## [Provided entries]

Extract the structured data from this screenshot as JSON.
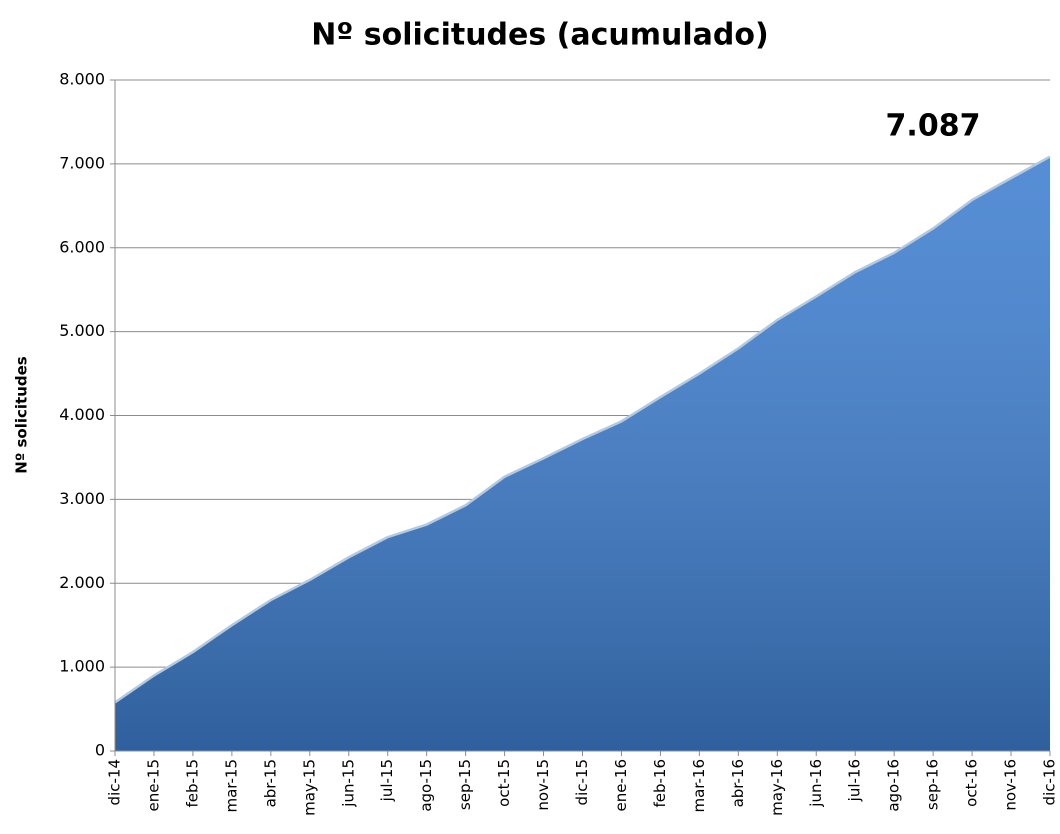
{
  "chart_data": {
    "type": "area",
    "title": "Nº solicitudes (acumulado)",
    "ylabel": "Nº solicitudes",
    "annotation": "7.087",
    "categories": [
      "dic-14",
      "ene-15",
      "feb-15",
      "mar-15",
      "abr-15",
      "may-15",
      "jun-15",
      "jul-15",
      "ago-15",
      "sep-15",
      "oct-15",
      "nov-15",
      "dic-15",
      "ene-16",
      "feb-16",
      "mar-16",
      "abr-16",
      "may-16",
      "jun-16",
      "jul-16",
      "ago-16",
      "sep-16",
      "oct-16",
      "nov-16",
      "dic-16"
    ],
    "values": [
      580,
      900,
      1180,
      1500,
      1800,
      2040,
      2310,
      2550,
      2700,
      2930,
      3270,
      3490,
      3720,
      3930,
      4220,
      4500,
      4800,
      5140,
      5420,
      5710,
      5940,
      6230,
      6570,
      6830,
      7087
    ],
    "color": "#3f7fd0",
    "ylim": [
      0,
      8000
    ],
    "yticks": [
      0,
      {
        "value": 1000,
        "label": "1.000"
      },
      {
        "value": 2000,
        "label": "2.000"
      },
      {
        "value": 3000,
        "label": "3.000"
      },
      {
        "value": 4000,
        "label": "4.000"
      },
      {
        "value": 5000,
        "label": "5.000"
      },
      {
        "value": 6000,
        "label": "6.000"
      },
      {
        "value": 7000,
        "label": "7.000"
      },
      {
        "value": 8000,
        "label": "8.000"
      }
    ],
    "grid": true
  }
}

## [Direction]
Exclude every picture and copy the remaining data exactly.

## [Task solution]
Extract the structured data from this screenshot as JSON.
{
  "chart_data": {
    "type": "area",
    "title": "Nº solicitudes (acumulado)",
    "ylabel": "Nº solicitudes",
    "annotation": "7.087",
    "categories": [
      "dic-14",
      "ene-15",
      "feb-15",
      "mar-15",
      "abr-15",
      "may-15",
      "jun-15",
      "jul-15",
      "ago-15",
      "sep-15",
      "oct-15",
      "nov-15",
      "dic-15",
      "ene-16",
      "feb-16",
      "mar-16",
      "abr-16",
      "may-16",
      "jun-16",
      "jul-16",
      "ago-16",
      "sep-16",
      "oct-16",
      "nov-16",
      "dic-16"
    ],
    "values": [
      580,
      900,
      1180,
      1500,
      1800,
      2040,
      2310,
      2550,
      2700,
      2930,
      3270,
      3490,
      3720,
      3930,
      4220,
      4500,
      4800,
      5140,
      5420,
      5710,
      5940,
      6230,
      6570,
      6830,
      7087
    ],
    "color": "#3f7fd0",
    "ylim": [
      0,
      8000
    ],
    "yticks": [
      0,
      {
        "value": 1000,
        "label": "1.000"
      },
      {
        "value": 2000,
        "label": "2.000"
      },
      {
        "value": 3000,
        "label": "3.000"
      },
      {
        "value": 4000,
        "label": "4.000"
      },
      {
        "value": 5000,
        "label": "5.000"
      },
      {
        "value": 6000,
        "label": "6.000"
      },
      {
        "value": 7000,
        "label": "7.000"
      },
      {
        "value": 8000,
        "label": "8.000"
      }
    ],
    "grid": true
  }
}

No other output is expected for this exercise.